• EXERCISE TASK:
Scan the lines below for the word "eigen". Copy each line you find it in.

• Collected data:
......

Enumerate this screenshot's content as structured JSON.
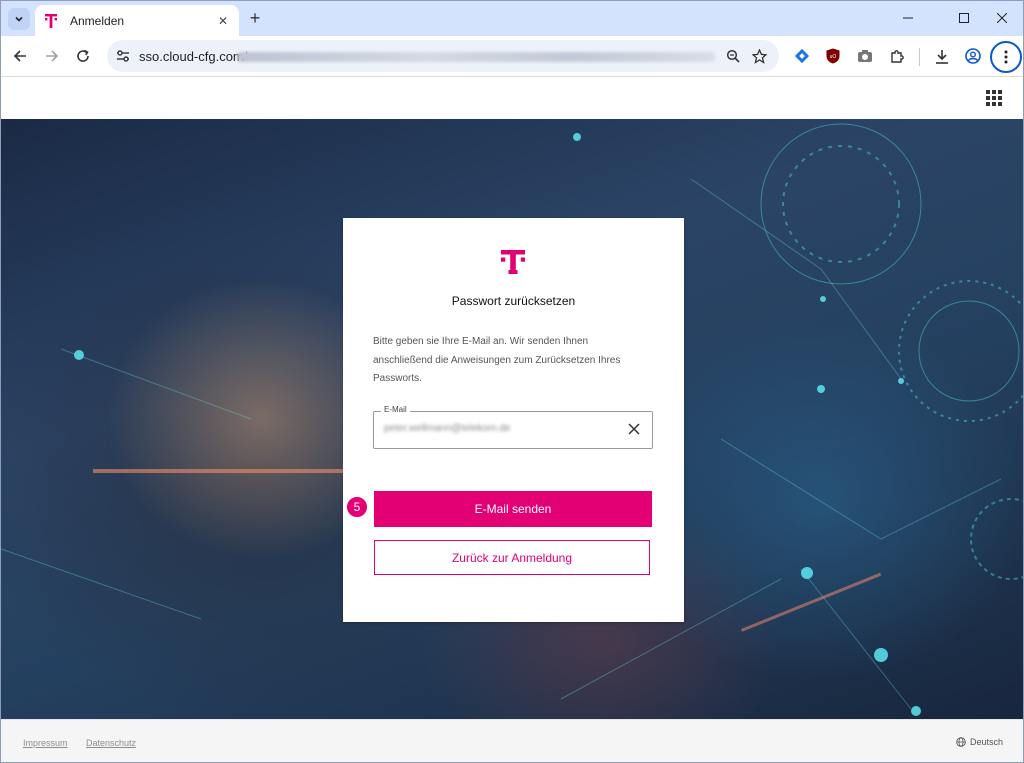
{
  "browser": {
    "tab_title": "Anmelden",
    "url_host": "sso.cloud-cfg.com",
    "url_separator": "/",
    "url_path_blurred": "realms/login/login-actions/reset-credentials?client_id=telekom&tab_id=..."
  },
  "card": {
    "title": "Passwort zurücksetzen",
    "description": "Bitte geben sie Ihre E-Mail an. Wir senden Ihnen anschließend die Anweisungen zum Zurücksetzen Ihres Passworts.",
    "email_label": "E-Mail",
    "email_value_blurred": "peter.wellmann@telekom.de",
    "primary_button": "E-Mail senden",
    "secondary_button": "Zurück zur Anmeldung"
  },
  "step_badge": "5",
  "footer": {
    "links": [
      "Impressum",
      "Datenschutz"
    ],
    "language": "Deutsch"
  },
  "colors": {
    "brand_magenta": "#e20074",
    "tabstrip": "#d3e3fd"
  }
}
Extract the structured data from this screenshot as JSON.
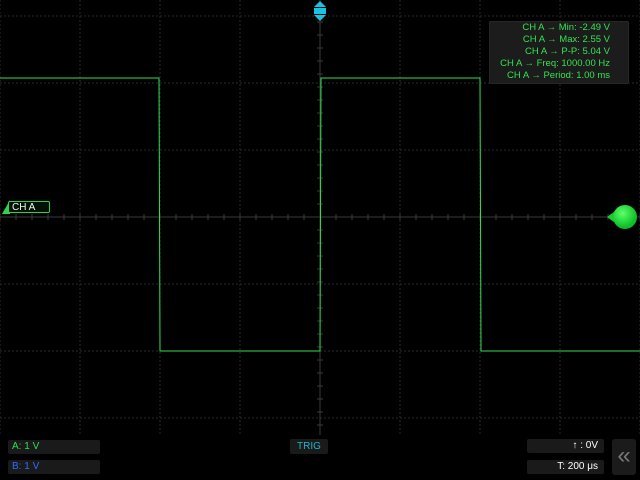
{
  "measurements": {
    "min": "CH A → Min: -2.49 V",
    "max": "CH A → Max: 2.55 V",
    "pp": "CH A → P-P: 5.04 V",
    "freq": "CH A → Freq: 1000.00 Hz",
    "period": "CH A → Period: 1.00 ms"
  },
  "channel_label": "CH A",
  "bottom_bar": {
    "channel_a_scale": "A: 1 V",
    "channel_b_scale": "B: 1 V",
    "trigger_button": "TRIG",
    "trigger_level": "↑ : 0V",
    "time_base": "T: 200 μs"
  },
  "colors": {
    "trace": "#2fe050",
    "grid": "#2a2a2a",
    "channel_b": "#2f6bff",
    "trigger": "#20b5cc"
  },
  "icons": {
    "collapse": "chevron-double-left-icon",
    "trigger_marker": "trigger-position-icon",
    "trigger_level": "trigger-level-icon"
  }
}
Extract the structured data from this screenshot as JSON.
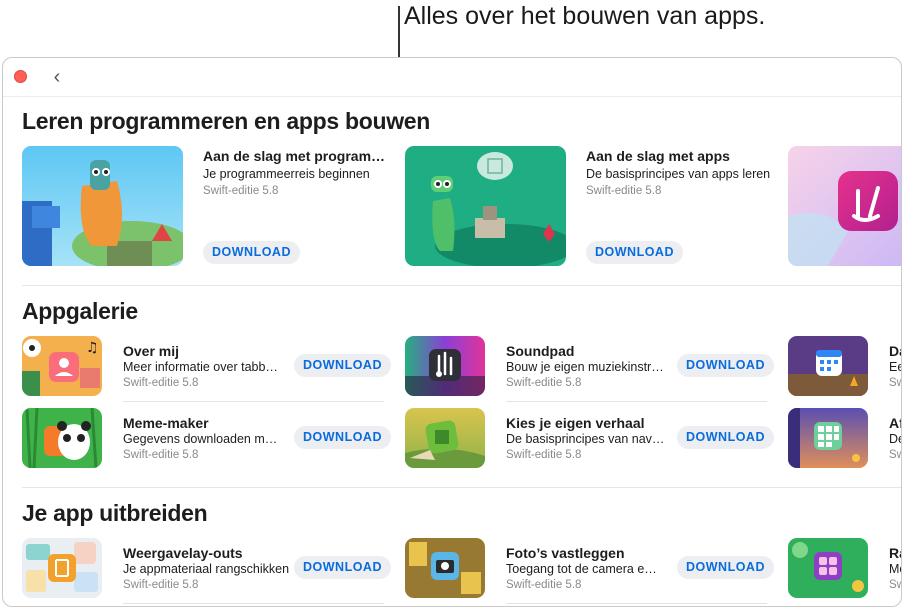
{
  "callout": "Alles over het bouwen van apps.",
  "window": {
    "back": "‹"
  },
  "sections": {
    "learn": {
      "title": "Leren programmeren en apps bouwen",
      "cards": [
        {
          "title": "Aan de slag met program…",
          "subtitle": "Je programmeerreis beginnen",
          "meta": "Swift-editie 5.8",
          "button": "DOWNLOAD"
        },
        {
          "title": "Aan de slag met apps",
          "subtitle": "De basisprincipes van apps leren",
          "meta": "Swift-editie 5.8",
          "button": "DOWNLOAD"
        }
      ]
    },
    "gallery": {
      "title": "Appgalerie",
      "items": [
        {
          "title": "Over mij",
          "subtitle": "Meer informatie over tabb…",
          "meta": "Swift-editie 5.8",
          "button": "DOWNLOAD"
        },
        {
          "title": "Soundpad",
          "subtitle": "Bouw je eigen muziekinstr…",
          "meta": "Swift-editie 5.8",
          "button": "DOWNLOAD"
        },
        {
          "title": "Da",
          "subtitle": "Een",
          "meta": "Swift"
        },
        {
          "title": "Meme-maker",
          "subtitle": "Gegevens downloaden me…",
          "meta": "Swift-editie 5.8",
          "button": "DOWNLOAD"
        },
        {
          "title": "Kies je eigen verhaal",
          "subtitle": "De basisprincipes van nav…",
          "meta": "Swift-editie 5.8",
          "button": "DOWNLOAD"
        },
        {
          "title": "Af",
          "subtitle": "De",
          "meta": "Swift"
        }
      ]
    },
    "extend": {
      "title": "Je app uitbreiden",
      "items": [
        {
          "title": "Weergavelay-outs",
          "subtitle": "Je appmateriaal rangschikken",
          "meta": "Swift-editie 5.8",
          "button": "DOWNLOAD"
        },
        {
          "title": "Foto’s vastleggen",
          "subtitle": "Toegang tot de camera e…",
          "meta": "Swift-editie 5.8",
          "button": "DOWNLOAD"
        },
        {
          "title": "Ra",
          "subtitle": "Me",
          "meta": "Swift"
        }
      ]
    }
  },
  "colors": {
    "accent": "#0a6cdc",
    "button_bg": "#eceef2",
    "close": "#ff5f57"
  },
  "icons": [
    "close-dot",
    "back-chevron",
    "metronome-icon",
    "calendar-icon",
    "grid-icon",
    "camera-icon",
    "pencil-book-icon",
    "peace-sign-icon"
  ]
}
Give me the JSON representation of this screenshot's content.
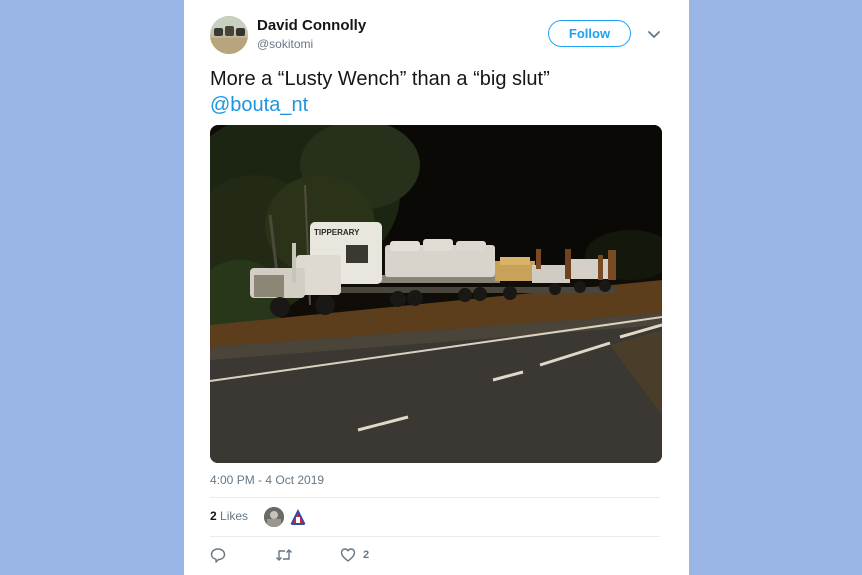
{
  "tweet": {
    "author_name": "David Connolly",
    "author_handle": "@sokitomi",
    "follow_label": "Follow",
    "text": "More a “Lusty Wench” than a “big slut”",
    "mention": "@bouta_nt",
    "timestamp": "4:00 PM - 4 Oct 2019",
    "likes_count": "2",
    "likes_label": "Likes",
    "like_action_count": "2"
  },
  "photo": {
    "truck_sign": "TIPPERARY"
  },
  "colors": {
    "background": "#9ab6e6",
    "accent": "#1da1f2",
    "mention": "#1b95e0",
    "muted": "#657786"
  },
  "icons": [
    "chevron-down-icon",
    "reply-icon",
    "retweet-icon",
    "heart-icon"
  ]
}
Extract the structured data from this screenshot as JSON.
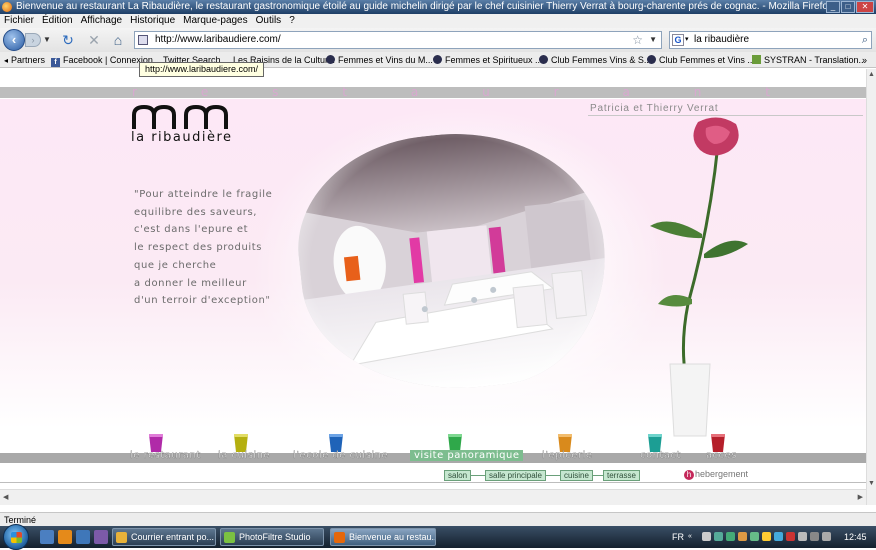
{
  "window": {
    "title": "Bienvenue au restaurant La Ribaudière, le restaurant gastronomique étoilé au guide michelin dirigé par le chef cuisinier Thierry Verrat à bourg-charente prés de cognac. - Mozilla Firefox"
  },
  "menubar": {
    "items": [
      "Fichier",
      "Édition",
      "Affichage",
      "Historique",
      "Marque-pages",
      "Outils",
      "?"
    ]
  },
  "navbar": {
    "url": "http://www.laribaudiere.com/",
    "search_value": "la ribaudière",
    "back_icon": "back-arrow-icon",
    "forward_icon": "forward-arrow-icon",
    "reload_icon": "reload-icon",
    "stop_icon": "stop-icon",
    "home_icon": "home-icon"
  },
  "bookmarks": {
    "items": [
      {
        "label": "Partners",
        "icon": "partners-icon"
      },
      {
        "label": "Facebook | Connexion",
        "icon": "facebook-icon"
      },
      {
        "label": "Twitter Search",
        "icon": "twitter-icon"
      },
      {
        "label": "Les Raisins de la Cultur...",
        "icon": "bookmark-icon"
      },
      {
        "label": "Femmes et Vins du M...",
        "icon": "bookmark-icon"
      },
      {
        "label": "Femmes et Spiritueux ...",
        "icon": "bookmark-icon"
      },
      {
        "label": "Club Femmes Vins & S...",
        "icon": "bookmark-icon"
      },
      {
        "label": "Club Femmes et Vins ...",
        "icon": "bookmark-icon"
      },
      {
        "label": "SYSTRAN - Translation...",
        "icon": "systran-icon"
      }
    ],
    "tooltip": "http://www.laribaudiere.com/"
  },
  "site": {
    "banner_letters": [
      "r",
      "e",
      "s",
      "t",
      "a",
      "u",
      "r",
      "a",
      "n",
      "t"
    ],
    "owners": "Patricia et Thierry Verrat",
    "logo_text": "la ribaudière",
    "quote_lines": [
      "\"Pour atteindre le fragile",
      "equilibre des saveurs,",
      "c'est dans l'epure et",
      "le respect des produits",
      "que je cherche",
      "a donner le meilleur",
      "d'un terroir d'exception\""
    ],
    "nav": [
      {
        "label": "le restaurant",
        "cup_color": "#b02aa8"
      },
      {
        "label": "la cuisine",
        "cup_color": "#b5b010"
      },
      {
        "label": "l'ecole de cuisine",
        "cup_color": "#1f63b8"
      },
      {
        "label": "visite panoramique",
        "cup_color": "#2fa84a"
      },
      {
        "label": "l'epicerie",
        "cup_color": "#d98a1c"
      },
      {
        "label": "contact",
        "cup_color": "#1c9e94"
      },
      {
        "label": "acces",
        "cup_color": "#b51e2a"
      }
    ],
    "active_nav": "visite panoramique",
    "subnav": [
      "salon",
      "salle principale",
      "cuisine",
      "terrasse"
    ],
    "hebergement": "hebergement",
    "hebergement_initial": "h"
  },
  "statusbar": {
    "text": "Terminé"
  },
  "taskbar": {
    "tasks": [
      {
        "label": "Courrier entrant po...",
        "icon_color": "#e8b23a"
      },
      {
        "label": "PhotoFiltre Studio",
        "icon_color": "#7bc142"
      },
      {
        "label": "Bienvenue au restau...",
        "icon_color": "#e5670b"
      }
    ],
    "lang": "FR",
    "clock": "12:45"
  }
}
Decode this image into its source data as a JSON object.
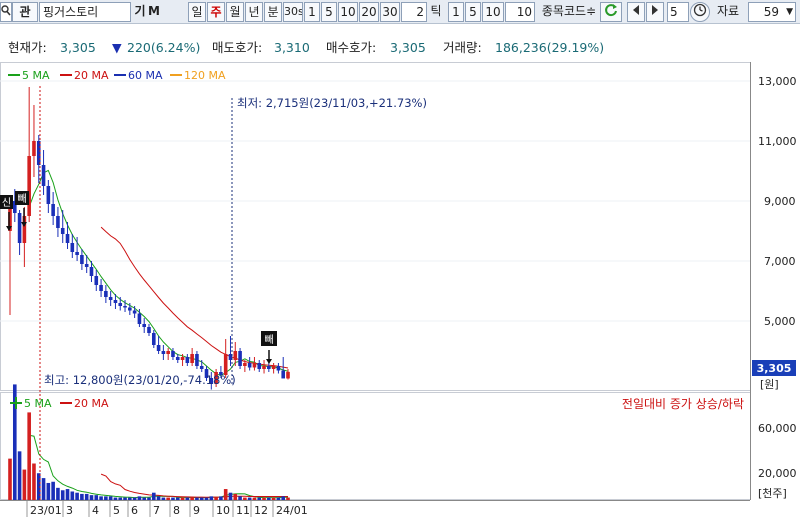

......

• OUTPUT OF THE TASK:
          "subtitle": "Bouw je eigen muziekinstr…",
          "title": "Kies je eigen verhaal",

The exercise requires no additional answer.